Set problem:
Look through the records below, and copy out every line that holds the string "thumbnail".

Data provided:
----

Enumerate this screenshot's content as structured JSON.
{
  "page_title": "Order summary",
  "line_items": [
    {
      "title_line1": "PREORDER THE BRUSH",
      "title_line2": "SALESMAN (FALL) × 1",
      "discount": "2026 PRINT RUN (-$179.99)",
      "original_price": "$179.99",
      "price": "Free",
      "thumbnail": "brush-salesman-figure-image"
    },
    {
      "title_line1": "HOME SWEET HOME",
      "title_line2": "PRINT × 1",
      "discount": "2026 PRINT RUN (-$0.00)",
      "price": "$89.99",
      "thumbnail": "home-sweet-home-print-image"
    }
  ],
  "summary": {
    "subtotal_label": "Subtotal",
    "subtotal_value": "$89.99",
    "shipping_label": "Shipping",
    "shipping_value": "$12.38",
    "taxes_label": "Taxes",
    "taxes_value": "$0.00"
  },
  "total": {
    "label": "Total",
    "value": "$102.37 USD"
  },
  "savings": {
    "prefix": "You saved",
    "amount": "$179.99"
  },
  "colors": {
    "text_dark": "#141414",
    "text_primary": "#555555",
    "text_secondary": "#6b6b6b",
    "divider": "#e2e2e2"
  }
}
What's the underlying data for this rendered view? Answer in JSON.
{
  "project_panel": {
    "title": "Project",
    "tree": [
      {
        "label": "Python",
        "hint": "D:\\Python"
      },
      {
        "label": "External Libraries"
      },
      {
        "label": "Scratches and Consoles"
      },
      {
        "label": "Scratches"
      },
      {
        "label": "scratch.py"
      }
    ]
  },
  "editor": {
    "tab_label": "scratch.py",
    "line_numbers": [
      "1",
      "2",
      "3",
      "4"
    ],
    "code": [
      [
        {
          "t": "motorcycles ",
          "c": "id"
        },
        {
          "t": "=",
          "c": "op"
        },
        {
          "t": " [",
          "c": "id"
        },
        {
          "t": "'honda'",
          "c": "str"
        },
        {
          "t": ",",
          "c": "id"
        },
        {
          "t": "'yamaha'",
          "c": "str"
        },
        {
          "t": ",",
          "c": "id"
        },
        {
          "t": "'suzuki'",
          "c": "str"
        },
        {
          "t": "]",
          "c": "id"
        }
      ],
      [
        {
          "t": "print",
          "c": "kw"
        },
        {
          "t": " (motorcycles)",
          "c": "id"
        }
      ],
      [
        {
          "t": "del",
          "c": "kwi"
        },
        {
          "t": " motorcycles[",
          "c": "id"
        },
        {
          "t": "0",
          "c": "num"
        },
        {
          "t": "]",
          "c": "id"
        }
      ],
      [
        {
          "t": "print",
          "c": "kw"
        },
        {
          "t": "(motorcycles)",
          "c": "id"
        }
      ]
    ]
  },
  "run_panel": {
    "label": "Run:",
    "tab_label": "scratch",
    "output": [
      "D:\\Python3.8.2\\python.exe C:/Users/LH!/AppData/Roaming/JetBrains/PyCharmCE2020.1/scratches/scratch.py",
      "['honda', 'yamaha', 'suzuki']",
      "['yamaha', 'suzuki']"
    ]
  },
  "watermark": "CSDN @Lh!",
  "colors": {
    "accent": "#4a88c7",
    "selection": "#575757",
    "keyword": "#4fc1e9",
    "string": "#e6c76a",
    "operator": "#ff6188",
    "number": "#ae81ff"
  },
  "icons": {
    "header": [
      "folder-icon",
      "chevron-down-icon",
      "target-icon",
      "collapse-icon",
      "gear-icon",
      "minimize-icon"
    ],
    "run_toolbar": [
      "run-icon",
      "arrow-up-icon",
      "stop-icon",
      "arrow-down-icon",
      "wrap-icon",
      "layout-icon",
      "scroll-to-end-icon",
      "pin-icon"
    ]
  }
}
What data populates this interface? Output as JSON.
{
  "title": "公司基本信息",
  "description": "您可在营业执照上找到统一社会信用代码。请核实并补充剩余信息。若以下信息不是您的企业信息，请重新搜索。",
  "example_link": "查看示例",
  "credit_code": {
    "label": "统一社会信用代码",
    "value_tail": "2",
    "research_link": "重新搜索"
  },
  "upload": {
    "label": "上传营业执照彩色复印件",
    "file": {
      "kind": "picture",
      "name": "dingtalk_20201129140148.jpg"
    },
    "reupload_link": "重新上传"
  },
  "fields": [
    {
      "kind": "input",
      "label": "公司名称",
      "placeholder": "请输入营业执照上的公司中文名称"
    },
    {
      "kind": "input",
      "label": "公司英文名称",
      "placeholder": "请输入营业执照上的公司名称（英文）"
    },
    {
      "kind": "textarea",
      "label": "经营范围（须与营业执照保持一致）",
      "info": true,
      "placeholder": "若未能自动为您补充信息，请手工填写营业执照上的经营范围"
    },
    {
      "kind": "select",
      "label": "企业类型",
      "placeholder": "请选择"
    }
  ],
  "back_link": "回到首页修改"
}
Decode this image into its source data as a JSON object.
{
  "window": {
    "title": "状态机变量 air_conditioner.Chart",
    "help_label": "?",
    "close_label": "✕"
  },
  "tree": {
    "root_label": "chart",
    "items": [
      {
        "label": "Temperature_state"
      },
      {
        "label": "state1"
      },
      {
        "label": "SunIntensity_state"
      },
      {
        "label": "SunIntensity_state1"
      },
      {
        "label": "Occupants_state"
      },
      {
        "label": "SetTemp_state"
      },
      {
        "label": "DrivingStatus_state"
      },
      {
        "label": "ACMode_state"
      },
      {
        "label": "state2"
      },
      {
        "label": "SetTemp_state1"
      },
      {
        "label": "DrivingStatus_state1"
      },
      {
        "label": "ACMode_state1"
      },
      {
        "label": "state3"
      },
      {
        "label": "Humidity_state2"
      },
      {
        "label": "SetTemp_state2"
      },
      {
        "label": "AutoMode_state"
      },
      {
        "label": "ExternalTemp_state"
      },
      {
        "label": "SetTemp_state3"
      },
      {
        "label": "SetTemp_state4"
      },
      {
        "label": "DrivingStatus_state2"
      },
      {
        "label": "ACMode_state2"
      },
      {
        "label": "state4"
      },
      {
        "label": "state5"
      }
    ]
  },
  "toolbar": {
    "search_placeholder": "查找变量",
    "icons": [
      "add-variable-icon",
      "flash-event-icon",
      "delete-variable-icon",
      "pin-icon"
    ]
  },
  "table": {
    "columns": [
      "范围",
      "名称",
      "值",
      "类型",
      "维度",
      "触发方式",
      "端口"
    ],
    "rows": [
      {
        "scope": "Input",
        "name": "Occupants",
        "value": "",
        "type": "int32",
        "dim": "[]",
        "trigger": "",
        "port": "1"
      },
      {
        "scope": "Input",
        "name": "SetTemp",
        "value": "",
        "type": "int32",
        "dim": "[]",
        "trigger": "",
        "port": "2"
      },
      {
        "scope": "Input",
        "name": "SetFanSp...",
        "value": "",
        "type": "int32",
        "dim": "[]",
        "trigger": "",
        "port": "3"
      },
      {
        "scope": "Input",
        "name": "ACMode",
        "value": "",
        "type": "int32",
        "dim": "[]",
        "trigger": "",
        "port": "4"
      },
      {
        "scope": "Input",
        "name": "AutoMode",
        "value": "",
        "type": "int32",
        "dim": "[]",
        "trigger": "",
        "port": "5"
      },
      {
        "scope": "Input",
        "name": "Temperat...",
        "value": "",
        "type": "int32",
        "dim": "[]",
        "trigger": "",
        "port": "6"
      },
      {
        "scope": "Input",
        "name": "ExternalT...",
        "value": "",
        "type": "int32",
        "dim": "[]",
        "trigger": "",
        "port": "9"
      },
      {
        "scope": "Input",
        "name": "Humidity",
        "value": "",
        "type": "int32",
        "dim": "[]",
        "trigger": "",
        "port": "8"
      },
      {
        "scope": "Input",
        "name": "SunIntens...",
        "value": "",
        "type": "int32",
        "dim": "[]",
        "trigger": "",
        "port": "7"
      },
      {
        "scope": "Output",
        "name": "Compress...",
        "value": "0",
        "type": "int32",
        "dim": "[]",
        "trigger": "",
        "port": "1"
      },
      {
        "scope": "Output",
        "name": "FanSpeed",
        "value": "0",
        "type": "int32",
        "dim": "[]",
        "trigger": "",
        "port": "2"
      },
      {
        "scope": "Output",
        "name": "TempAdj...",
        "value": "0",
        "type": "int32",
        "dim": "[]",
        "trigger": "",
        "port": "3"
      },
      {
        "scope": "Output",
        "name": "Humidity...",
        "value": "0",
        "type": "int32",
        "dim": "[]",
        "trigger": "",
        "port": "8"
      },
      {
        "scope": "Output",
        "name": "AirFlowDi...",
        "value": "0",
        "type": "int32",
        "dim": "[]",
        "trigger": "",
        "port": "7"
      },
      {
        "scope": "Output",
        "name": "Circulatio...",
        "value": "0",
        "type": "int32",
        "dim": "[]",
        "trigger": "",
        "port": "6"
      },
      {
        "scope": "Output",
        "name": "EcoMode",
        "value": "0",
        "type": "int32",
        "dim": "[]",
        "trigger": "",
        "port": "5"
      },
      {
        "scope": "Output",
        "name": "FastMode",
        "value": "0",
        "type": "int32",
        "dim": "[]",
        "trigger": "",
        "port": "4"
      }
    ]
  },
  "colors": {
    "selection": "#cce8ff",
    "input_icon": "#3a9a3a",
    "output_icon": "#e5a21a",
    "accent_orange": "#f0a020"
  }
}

----

The reply:
      "thumbnail": "brush-salesman-figure-image"
      "thumbnail": "home-sweet-home-print-image"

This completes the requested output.